Work instructions:
Work out how many lines include "volatility" and answer with that number only.

[Figure content listings]
** begin **
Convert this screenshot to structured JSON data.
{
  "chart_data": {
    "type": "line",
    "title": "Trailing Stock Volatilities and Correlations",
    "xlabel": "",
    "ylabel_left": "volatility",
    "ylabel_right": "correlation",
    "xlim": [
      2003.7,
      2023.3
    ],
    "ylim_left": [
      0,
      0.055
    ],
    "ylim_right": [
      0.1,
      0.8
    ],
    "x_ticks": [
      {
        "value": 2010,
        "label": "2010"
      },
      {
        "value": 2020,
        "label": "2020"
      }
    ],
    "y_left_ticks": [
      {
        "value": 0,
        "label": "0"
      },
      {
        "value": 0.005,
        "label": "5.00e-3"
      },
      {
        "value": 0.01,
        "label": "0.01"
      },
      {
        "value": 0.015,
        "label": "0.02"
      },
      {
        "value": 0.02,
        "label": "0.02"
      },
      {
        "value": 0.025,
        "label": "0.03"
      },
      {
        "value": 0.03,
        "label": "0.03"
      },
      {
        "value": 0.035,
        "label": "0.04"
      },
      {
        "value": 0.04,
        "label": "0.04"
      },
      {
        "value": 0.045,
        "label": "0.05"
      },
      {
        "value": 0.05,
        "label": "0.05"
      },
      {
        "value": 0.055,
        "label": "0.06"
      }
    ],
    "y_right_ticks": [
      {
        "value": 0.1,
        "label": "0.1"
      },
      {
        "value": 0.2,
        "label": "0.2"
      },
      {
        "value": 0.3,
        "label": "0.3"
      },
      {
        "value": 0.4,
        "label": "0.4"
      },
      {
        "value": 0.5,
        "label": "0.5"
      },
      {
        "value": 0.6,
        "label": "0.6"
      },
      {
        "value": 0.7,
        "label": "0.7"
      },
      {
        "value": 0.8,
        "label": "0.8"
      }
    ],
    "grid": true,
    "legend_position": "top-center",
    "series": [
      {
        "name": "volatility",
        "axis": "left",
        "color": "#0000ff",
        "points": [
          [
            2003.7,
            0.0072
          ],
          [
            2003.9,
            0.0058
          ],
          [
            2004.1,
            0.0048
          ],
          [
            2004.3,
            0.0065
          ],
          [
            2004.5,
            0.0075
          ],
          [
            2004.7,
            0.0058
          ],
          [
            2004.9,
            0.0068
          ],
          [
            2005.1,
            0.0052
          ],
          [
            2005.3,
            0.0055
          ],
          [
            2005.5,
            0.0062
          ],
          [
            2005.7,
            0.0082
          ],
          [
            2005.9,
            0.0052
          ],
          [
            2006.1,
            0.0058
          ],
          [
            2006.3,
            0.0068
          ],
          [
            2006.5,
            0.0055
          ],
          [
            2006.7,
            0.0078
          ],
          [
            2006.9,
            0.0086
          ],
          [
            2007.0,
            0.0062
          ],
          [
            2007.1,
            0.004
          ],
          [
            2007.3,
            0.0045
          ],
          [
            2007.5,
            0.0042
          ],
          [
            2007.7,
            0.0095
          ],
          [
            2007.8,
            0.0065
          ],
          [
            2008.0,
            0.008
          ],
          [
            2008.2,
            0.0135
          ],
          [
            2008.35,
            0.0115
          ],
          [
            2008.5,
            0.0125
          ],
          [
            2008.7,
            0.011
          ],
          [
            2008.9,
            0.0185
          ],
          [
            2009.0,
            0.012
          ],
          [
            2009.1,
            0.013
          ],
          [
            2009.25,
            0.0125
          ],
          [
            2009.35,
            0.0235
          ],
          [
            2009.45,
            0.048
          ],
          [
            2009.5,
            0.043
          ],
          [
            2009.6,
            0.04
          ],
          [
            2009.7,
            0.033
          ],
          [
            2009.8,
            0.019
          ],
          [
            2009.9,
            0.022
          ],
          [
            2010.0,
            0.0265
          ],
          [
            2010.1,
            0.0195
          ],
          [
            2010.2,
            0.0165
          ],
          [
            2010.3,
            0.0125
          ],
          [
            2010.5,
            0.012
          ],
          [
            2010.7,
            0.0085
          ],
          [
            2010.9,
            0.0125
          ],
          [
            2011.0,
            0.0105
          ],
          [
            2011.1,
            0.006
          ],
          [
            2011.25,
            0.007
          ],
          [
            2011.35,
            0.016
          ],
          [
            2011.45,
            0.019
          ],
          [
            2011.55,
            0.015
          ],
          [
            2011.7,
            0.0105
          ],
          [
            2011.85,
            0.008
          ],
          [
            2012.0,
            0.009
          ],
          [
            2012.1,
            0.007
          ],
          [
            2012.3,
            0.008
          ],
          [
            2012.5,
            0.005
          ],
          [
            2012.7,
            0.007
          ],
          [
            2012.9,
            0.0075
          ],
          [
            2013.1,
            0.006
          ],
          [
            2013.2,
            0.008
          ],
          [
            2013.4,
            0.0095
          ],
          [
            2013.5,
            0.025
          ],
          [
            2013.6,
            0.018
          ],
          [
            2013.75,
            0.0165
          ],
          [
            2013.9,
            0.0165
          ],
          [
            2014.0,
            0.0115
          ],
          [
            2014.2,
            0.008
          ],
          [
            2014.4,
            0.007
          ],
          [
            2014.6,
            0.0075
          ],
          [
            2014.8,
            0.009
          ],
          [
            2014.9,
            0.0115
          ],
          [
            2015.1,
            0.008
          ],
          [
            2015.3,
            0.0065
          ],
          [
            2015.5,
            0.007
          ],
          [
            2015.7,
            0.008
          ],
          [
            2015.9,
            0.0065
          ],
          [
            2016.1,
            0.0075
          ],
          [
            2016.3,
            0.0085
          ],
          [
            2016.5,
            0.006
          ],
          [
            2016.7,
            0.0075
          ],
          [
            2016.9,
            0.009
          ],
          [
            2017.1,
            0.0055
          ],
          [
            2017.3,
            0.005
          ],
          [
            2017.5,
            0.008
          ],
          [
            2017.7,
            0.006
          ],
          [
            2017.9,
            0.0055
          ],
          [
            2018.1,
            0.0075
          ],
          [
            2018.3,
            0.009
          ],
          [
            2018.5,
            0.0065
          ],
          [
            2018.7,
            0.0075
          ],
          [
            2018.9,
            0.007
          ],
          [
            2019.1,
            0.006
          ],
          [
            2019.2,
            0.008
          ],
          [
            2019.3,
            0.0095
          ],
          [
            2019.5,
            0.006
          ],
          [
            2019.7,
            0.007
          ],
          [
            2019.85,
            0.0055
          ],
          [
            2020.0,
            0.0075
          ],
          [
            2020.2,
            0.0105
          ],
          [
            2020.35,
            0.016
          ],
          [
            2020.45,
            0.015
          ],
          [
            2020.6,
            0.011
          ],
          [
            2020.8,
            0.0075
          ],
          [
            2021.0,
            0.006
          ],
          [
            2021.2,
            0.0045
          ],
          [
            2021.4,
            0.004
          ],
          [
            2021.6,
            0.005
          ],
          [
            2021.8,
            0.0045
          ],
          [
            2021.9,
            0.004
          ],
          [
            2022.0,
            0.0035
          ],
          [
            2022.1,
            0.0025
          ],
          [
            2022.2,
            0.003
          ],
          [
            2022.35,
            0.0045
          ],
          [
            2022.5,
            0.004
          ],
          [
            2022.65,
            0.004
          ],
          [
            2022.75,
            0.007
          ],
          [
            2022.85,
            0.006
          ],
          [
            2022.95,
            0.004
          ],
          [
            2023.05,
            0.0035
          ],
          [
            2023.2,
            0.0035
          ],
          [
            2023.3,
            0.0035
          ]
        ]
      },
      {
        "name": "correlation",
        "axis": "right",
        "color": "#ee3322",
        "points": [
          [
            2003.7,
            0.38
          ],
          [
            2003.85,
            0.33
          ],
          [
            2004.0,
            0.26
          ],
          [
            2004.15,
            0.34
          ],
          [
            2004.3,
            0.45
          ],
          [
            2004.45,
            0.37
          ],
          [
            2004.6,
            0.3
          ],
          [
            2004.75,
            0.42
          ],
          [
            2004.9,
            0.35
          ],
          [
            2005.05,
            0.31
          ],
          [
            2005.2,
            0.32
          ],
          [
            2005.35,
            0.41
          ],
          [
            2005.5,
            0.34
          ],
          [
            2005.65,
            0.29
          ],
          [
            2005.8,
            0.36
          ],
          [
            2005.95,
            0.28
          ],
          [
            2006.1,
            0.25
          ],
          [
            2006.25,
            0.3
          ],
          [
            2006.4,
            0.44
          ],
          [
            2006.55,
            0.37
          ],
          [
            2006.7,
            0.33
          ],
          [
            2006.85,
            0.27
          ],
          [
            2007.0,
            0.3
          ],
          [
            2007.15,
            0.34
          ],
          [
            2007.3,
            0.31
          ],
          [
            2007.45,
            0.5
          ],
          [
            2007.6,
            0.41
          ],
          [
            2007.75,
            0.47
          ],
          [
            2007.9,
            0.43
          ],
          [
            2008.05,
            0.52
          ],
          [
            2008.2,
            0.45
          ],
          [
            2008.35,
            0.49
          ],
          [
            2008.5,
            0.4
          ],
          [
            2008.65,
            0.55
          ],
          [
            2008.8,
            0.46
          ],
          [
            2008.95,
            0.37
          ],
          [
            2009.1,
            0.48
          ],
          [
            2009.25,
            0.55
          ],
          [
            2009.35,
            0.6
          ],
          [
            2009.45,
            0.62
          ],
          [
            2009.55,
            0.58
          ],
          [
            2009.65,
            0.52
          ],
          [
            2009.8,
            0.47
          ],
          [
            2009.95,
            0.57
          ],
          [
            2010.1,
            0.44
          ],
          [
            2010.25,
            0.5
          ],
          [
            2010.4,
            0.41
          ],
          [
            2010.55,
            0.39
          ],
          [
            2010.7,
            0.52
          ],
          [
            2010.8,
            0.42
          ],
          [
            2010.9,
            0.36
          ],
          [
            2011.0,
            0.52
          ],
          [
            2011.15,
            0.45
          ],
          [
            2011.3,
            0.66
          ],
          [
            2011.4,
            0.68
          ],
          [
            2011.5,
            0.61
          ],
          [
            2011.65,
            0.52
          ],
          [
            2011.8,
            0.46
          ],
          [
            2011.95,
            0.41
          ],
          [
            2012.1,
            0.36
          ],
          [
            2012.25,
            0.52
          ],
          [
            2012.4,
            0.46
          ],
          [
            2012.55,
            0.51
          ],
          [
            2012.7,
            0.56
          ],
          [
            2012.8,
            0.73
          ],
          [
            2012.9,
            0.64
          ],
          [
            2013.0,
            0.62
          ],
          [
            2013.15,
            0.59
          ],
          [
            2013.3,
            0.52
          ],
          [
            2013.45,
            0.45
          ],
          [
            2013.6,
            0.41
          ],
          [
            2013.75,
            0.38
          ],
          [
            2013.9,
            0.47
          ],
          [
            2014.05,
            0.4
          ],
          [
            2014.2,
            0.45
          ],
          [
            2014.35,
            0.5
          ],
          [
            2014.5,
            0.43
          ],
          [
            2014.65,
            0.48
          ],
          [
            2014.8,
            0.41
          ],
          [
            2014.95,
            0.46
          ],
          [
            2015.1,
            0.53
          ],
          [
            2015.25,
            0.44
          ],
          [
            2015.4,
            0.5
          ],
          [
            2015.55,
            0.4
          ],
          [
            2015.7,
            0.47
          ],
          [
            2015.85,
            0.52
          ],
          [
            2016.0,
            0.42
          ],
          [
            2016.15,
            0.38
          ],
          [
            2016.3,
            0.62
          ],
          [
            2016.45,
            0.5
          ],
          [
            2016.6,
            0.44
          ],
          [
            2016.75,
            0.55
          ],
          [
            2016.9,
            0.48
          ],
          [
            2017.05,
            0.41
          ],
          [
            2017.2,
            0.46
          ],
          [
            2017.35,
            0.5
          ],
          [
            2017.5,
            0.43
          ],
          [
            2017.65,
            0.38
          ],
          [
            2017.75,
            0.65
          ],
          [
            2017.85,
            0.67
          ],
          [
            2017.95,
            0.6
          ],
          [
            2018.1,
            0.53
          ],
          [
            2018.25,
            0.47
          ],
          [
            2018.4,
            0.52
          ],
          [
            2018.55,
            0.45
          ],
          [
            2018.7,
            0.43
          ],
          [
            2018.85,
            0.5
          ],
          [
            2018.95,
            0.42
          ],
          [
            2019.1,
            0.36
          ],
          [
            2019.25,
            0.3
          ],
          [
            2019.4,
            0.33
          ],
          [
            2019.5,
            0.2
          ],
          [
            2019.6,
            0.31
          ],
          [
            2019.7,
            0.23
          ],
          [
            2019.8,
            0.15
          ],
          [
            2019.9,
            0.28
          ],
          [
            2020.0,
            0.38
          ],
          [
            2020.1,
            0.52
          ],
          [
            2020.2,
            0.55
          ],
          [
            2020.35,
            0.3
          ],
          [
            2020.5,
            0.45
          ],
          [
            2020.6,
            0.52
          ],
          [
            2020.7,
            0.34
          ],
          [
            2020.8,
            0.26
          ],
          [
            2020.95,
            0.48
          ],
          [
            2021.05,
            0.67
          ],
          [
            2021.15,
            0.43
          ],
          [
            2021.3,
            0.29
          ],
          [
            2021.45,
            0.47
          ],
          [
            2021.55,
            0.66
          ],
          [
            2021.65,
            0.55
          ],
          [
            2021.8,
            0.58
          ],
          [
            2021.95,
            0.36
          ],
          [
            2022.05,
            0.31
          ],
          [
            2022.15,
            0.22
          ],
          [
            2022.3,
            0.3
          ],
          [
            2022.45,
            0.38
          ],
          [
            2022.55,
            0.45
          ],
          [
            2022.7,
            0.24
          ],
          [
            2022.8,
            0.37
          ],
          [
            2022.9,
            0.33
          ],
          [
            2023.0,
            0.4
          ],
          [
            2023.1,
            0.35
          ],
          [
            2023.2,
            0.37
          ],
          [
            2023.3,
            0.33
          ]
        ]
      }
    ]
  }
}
** end **
Task result:
2